▶ _DATA RECORDS_
■ ■ ■

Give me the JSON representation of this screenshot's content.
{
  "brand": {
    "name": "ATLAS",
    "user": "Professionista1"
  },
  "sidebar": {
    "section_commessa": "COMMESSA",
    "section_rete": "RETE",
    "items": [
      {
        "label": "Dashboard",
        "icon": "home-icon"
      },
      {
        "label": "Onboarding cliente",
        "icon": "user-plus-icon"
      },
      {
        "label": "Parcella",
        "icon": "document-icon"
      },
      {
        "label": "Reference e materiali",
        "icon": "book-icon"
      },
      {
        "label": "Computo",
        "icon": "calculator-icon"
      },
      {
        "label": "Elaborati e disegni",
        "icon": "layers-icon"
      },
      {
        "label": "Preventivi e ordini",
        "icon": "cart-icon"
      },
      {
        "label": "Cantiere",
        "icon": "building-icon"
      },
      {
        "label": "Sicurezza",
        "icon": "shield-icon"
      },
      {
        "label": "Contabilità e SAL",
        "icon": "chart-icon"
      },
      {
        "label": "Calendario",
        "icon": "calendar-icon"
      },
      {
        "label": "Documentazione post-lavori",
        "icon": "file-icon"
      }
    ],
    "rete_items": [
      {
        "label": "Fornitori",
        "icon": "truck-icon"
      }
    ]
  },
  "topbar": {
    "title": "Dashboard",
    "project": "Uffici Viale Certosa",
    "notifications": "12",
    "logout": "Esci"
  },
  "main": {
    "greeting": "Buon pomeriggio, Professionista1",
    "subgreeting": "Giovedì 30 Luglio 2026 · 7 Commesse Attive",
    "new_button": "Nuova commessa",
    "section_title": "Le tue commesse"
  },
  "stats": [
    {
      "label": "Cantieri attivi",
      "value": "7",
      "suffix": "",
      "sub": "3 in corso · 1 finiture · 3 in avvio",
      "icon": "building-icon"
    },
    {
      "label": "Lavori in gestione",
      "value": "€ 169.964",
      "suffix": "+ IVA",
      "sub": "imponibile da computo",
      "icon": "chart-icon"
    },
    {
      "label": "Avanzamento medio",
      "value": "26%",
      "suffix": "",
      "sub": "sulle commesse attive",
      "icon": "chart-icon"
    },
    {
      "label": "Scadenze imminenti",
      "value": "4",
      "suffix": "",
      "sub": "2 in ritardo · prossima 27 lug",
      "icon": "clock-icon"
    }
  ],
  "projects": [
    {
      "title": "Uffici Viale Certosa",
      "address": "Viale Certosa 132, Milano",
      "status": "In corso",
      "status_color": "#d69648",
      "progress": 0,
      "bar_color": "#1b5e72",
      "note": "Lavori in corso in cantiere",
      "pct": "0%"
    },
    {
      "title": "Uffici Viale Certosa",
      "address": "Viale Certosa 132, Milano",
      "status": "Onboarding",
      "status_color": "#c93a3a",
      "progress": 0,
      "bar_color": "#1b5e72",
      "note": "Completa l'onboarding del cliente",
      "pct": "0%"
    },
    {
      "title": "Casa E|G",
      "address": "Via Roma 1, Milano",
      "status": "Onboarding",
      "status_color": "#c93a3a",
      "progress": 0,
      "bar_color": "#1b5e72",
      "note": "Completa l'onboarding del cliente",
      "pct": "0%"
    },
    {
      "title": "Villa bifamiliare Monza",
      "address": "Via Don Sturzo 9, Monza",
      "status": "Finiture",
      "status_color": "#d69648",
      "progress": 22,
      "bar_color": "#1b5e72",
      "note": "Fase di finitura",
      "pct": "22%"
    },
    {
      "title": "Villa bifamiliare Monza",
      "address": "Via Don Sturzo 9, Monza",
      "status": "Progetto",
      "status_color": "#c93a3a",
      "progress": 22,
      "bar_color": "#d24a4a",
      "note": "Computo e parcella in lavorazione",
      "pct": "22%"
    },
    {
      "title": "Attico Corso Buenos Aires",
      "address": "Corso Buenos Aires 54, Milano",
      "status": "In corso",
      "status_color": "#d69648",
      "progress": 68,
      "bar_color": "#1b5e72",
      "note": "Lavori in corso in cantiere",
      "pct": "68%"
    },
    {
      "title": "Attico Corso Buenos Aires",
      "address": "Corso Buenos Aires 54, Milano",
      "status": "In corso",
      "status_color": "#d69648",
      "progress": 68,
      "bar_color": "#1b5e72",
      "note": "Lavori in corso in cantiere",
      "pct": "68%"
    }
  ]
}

■ ■ ■

▶ _TASK DETAILS_
Give the complete listing a second time, exactly as it reads.

▶ _RESPONSE TO THIS EXERCISE_
Give me the JSON representation of this screenshot's content.
{
  "brand": {
    "name": "ATLAS",
    "user": "Professionista1"
  },
  "sidebar": {
    "section_commessa": "COMMESSA",
    "section_rete": "RETE",
    "items": [
      {
        "label": "Dashboard",
        "icon": "home-icon"
      },
      {
        "label": "Onboarding cliente",
        "icon": "user-plus-icon"
      },
      {
        "label": "Parcella",
        "icon": "document-icon"
      },
      {
        "label": "Reference e materiali",
        "icon": "book-icon"
      },
      {
        "label": "Computo",
        "icon": "calculator-icon"
      },
      {
        "label": "Elaborati e disegni",
        "icon": "layers-icon"
      },
      {
        "label": "Preventivi e ordini",
        "icon": "cart-icon"
      },
      {
        "label": "Cantiere",
        "icon": "building-icon"
      },
      {
        "label": "Sicurezza",
        "icon": "shield-icon"
      },
      {
        "label": "Contabilità e SAL",
        "icon": "chart-icon"
      },
      {
        "label": "Calendario",
        "icon": "calendar-icon"
      },
      {
        "label": "Documentazione post-lavori",
        "icon": "file-icon"
      }
    ],
    "rete_items": [
      {
        "label": "Fornitori",
        "icon": "truck-icon"
      }
    ]
  },
  "topbar": {
    "title": "Dashboard",
    "project": "Uffici Viale Certosa",
    "notifications": "12",
    "logout": "Esci"
  },
  "main": {
    "greeting": "Buon pomeriggio, Professionista1",
    "subgreeting": "Giovedì 30 Luglio 2026 · 7 Commesse Attive",
    "new_button": "Nuova commessa",
    "section_title": "Le tue commesse"
  },
  "stats": [
    {
      "label": "Cantieri attivi",
      "value": "7",
      "suffix": "",
      "sub": "3 in corso · 1 finiture · 3 in avvio",
      "icon": "building-icon"
    },
    {
      "label": "Lavori in gestione",
      "value": "€ 169.964",
      "suffix": "+ IVA",
      "sub": "imponibile da computo",
      "icon": "chart-icon"
    },
    {
      "label": "Avanzamento medio",
      "value": "26%",
      "suffix": "",
      "sub": "sulle commesse attive",
      "icon": "chart-icon"
    },
    {
      "label": "Scadenze imminenti",
      "value": "4",
      "suffix": "",
      "sub": "2 in ritardo · prossima 27 lug",
      "icon": "clock-icon"
    }
  ],
  "projects": [
    {
      "title": "Uffici Viale Certosa",
      "address": "Viale Certosa 132, Milano",
      "status": "In corso",
      "status_color": "#d69648",
      "progress": 0,
      "bar_color": "#1b5e72",
      "note": "Lavori in corso in cantiere",
      "pct": "0%"
    },
    {
      "title": "Uffici Viale Certosa",
      "address": "Viale Certosa 132, Milano",
      "status": "Onboarding",
      "status_color": "#c93a3a",
      "progress": 0,
      "bar_color": "#1b5e72",
      "note": "Completa l'onboarding del cliente",
      "pct": "0%"
    },
    {
      "title": "Casa E|G",
      "address": "Via Roma 1, Milano",
      "status": "Onboarding",
      "status_color": "#c93a3a",
      "progress": 0,
      "bar_color": "#1b5e72",
      "note": "Completa l'onboarding del cliente",
      "pct": "0%"
    },
    {
      "title": "Villa bifamiliare Monza",
      "address": "Via Don Sturzo 9, Monza",
      "status": "Finiture",
      "status_color": "#d69648",
      "progress": 22,
      "bar_color": "#1b5e72",
      "note": "Fase di finitura",
      "pct": "22%"
    },
    {
      "title": "Villa bifamiliare Monza",
      "address": "Via Don Sturzo 9, Monza",
      "status": "Progetto",
      "status_color": "#c93a3a",
      "progress": 22,
      "bar_color": "#d24a4a",
      "note": "Computo e parcella in lavorazione",
      "pct": "22%"
    },
    {
      "title": "Attico Corso Buenos Aires",
      "address": "Corso Buenos Aires 54, Milano",
      "status": "In corso",
      "status_color": "#d69648",
      "progress": 68,
      "bar_color": "#1b5e72",
      "note": "Lavori in corso in cantiere",
      "pct": "68%"
    },
    {
      "title": "Attico Corso Buenos Aires",
      "address": "Corso Buenos Aires 54, Milano",
      "status": "In corso",
      "status_color": "#d69648",
      "progress": 68,
      "bar_color": "#1b5e72",
      "note": "Lavori in corso in cantiere",
      "pct": "68%"
    }
  ]
}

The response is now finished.